### TASK PROMPT
Would you set down every entry shown below, precisely as written?

### MATERIAL PROVIDED
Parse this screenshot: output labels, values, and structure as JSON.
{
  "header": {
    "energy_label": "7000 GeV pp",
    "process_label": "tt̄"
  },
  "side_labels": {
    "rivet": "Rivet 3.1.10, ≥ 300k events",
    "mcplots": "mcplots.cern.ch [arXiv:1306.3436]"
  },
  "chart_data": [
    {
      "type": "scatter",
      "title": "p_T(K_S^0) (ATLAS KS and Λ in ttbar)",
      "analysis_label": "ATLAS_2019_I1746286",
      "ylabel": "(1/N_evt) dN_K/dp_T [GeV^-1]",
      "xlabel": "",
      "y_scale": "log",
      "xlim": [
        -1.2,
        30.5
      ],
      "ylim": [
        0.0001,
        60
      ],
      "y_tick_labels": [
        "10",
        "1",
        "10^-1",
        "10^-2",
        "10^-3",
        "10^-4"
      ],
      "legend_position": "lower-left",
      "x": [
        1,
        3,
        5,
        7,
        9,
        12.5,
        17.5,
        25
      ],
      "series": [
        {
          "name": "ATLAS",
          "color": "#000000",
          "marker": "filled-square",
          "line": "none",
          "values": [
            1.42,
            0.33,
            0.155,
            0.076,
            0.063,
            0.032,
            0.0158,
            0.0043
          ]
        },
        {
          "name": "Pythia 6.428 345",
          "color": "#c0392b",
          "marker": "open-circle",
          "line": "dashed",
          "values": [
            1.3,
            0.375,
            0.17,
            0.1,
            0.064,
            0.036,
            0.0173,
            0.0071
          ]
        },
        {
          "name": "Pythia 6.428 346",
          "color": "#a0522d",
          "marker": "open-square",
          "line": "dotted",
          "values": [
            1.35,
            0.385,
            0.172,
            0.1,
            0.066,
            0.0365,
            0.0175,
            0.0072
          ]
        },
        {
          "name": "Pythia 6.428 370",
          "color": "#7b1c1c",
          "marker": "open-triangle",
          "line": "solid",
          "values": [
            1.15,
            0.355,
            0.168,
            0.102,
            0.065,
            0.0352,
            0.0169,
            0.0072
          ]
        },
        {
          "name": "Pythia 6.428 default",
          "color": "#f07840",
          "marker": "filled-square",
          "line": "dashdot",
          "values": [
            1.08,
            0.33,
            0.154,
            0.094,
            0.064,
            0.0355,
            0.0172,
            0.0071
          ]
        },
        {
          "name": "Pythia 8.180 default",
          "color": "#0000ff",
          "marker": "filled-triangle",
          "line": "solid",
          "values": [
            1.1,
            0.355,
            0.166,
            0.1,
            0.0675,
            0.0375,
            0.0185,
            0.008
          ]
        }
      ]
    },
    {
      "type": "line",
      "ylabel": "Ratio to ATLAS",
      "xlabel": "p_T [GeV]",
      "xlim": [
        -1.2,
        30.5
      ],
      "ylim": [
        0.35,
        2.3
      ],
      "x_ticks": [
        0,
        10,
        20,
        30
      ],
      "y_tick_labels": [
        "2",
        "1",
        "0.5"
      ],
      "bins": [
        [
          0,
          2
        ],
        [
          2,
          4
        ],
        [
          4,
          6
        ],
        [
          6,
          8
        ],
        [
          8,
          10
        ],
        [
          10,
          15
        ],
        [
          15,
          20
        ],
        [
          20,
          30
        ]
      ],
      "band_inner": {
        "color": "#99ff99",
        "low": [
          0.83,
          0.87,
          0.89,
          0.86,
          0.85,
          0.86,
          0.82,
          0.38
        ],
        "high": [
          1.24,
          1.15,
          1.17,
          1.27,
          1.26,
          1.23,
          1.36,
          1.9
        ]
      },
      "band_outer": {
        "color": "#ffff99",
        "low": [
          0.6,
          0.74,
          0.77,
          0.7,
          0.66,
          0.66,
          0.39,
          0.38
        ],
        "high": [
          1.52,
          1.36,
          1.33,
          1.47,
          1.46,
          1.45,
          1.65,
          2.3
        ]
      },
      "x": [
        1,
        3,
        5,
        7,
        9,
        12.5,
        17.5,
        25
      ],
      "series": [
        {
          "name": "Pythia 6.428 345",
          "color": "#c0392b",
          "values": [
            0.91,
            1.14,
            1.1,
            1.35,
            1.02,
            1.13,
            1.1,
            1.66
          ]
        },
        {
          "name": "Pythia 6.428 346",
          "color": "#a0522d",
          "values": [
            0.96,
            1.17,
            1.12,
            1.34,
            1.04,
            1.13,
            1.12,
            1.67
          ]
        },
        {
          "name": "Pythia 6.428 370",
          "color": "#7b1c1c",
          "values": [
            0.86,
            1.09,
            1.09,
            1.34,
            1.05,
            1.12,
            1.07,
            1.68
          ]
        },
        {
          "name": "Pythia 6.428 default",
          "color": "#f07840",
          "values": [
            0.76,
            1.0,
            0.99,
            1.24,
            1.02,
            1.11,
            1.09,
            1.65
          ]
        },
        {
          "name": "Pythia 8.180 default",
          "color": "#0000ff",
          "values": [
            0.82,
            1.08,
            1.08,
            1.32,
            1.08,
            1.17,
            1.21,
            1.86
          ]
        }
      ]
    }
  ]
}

### IN RESPONSE
Parse this screenshot: output labels, values, and structure as JSON.
{
  "header": {
    "energy_label": "7000 GeV pp",
    "process_label": "tt̄"
  },
  "side_labels": {
    "rivet": "Rivet 3.1.10, ≥ 300k events",
    "mcplots": "mcplots.cern.ch [arXiv:1306.3436]"
  },
  "chart_data": [
    {
      "type": "scatter",
      "title": "p_T(K_S^0) (ATLAS KS and Λ in ttbar)",
      "analysis_label": "ATLAS_2019_I1746286",
      "ylabel": "(1/N_evt) dN_K/dp_T [GeV^-1]",
      "xlabel": "",
      "y_scale": "log",
      "xlim": [
        -1.2,
        30.5
      ],
      "ylim": [
        0.0001,
        60
      ],
      "y_tick_labels": [
        "10",
        "1",
        "10^-1",
        "10^-2",
        "10^-3",
        "10^-4"
      ],
      "legend_position": "lower-left",
      "x": [
        1,
        3,
        5,
        7,
        9,
        12.5,
        17.5,
        25
      ],
      "series": [
        {
          "name": "ATLAS",
          "color": "#000000",
          "marker": "filled-square",
          "line": "none",
          "values": [
            1.42,
            0.33,
            0.155,
            0.076,
            0.063,
            0.032,
            0.0158,
            0.0043
          ]
        },
        {
          "name": "Pythia 6.428 345",
          "color": "#c0392b",
          "marker": "open-circle",
          "line": "dashed",
          "values": [
            1.3,
            0.375,
            0.17,
            0.1,
            0.064,
            0.036,
            0.0173,
            0.0071
          ]
        },
        {
          "name": "Pythia 6.428 346",
          "color": "#a0522d",
          "marker": "open-square",
          "line": "dotted",
          "values": [
            1.35,
            0.385,
            0.172,
            0.1,
            0.066,
            0.0365,
            0.0175,
            0.0072
          ]
        },
        {
          "name": "Pythia 6.428 370",
          "color": "#7b1c1c",
          "marker": "open-triangle",
          "line": "solid",
          "values": [
            1.15,
            0.355,
            0.168,
            0.102,
            0.065,
            0.0352,
            0.0169,
            0.0072
          ]
        },
        {
          "name": "Pythia 6.428 default",
          "color": "#f07840",
          "marker": "filled-square",
          "line": "dashdot",
          "values": [
            1.08,
            0.33,
            0.154,
            0.094,
            0.064,
            0.0355,
            0.0172,
            0.0071
          ]
        },
        {
          "name": "Pythia 8.180 default",
          "color": "#0000ff",
          "marker": "filled-triangle",
          "line": "solid",
          "values": [
            1.1,
            0.355,
            0.166,
            0.1,
            0.0675,
            0.0375,
            0.0185,
            0.008
          ]
        }
      ]
    },
    {
      "type": "line",
      "ylabel": "Ratio to ATLAS",
      "xlabel": "p_T [GeV]",
      "xlim": [
        -1.2,
        30.5
      ],
      "ylim": [
        0.35,
        2.3
      ],
      "x_ticks": [
        0,
        10,
        20,
        30
      ],
      "y_tick_labels": [
        "2",
        "1",
        "0.5"
      ],
      "bins": [
        [
          0,
          2
        ],
        [
          2,
          4
        ],
        [
          4,
          6
        ],
        [
          6,
          8
        ],
        [
          8,
          10
        ],
        [
          10,
          15
        ],
        [
          15,
          20
        ],
        [
          20,
          30
        ]
      ],
      "band_inner": {
        "color": "#99ff99",
        "low": [
          0.83,
          0.87,
          0.89,
          0.86,
          0.85,
          0.86,
          0.82,
          0.38
        ],
        "high": [
          1.24,
          1.15,
          1.17,
          1.27,
          1.26,
          1.23,
          1.36,
          1.9
        ]
      },
      "band_outer": {
        "color": "#ffff99",
        "low": [
          0.6,
          0.74,
          0.77,
          0.7,
          0.66,
          0.66,
          0.39,
          0.38
        ],
        "high": [
          1.52,
          1.36,
          1.33,
          1.47,
          1.46,
          1.45,
          1.65,
          2.3
        ]
      },
      "x": [
        1,
        3,
        5,
        7,
        9,
        12.5,
        17.5,
        25
      ],
      "series": [
        {
          "name": "Pythia 6.428 345",
          "color": "#c0392b",
          "values": [
            0.91,
            1.14,
            1.1,
            1.35,
            1.02,
            1.13,
            1.1,
            1.66
          ]
        },
        {
          "name": "Pythia 6.428 346",
          "color": "#a0522d",
          "values": [
            0.96,
            1.17,
            1.12,
            1.34,
            1.04,
            1.13,
            1.12,
            1.67
          ]
        },
        {
          "name": "Pythia 6.428 370",
          "color": "#7b1c1c",
          "values": [
            0.86,
            1.09,
            1.09,
            1.34,
            1.05,
            1.12,
            1.07,
            1.68
          ]
        },
        {
          "name": "Pythia 6.428 default",
          "color": "#f07840",
          "values": [
            0.76,
            1.0,
            0.99,
            1.24,
            1.02,
            1.11,
            1.09,
            1.65
          ]
        },
        {
          "name": "Pythia 8.180 default",
          "color": "#0000ff",
          "values": [
            0.82,
            1.08,
            1.08,
            1.32,
            1.08,
            1.17,
            1.21,
            1.86
          ]
        }
      ]
    }
  ]
}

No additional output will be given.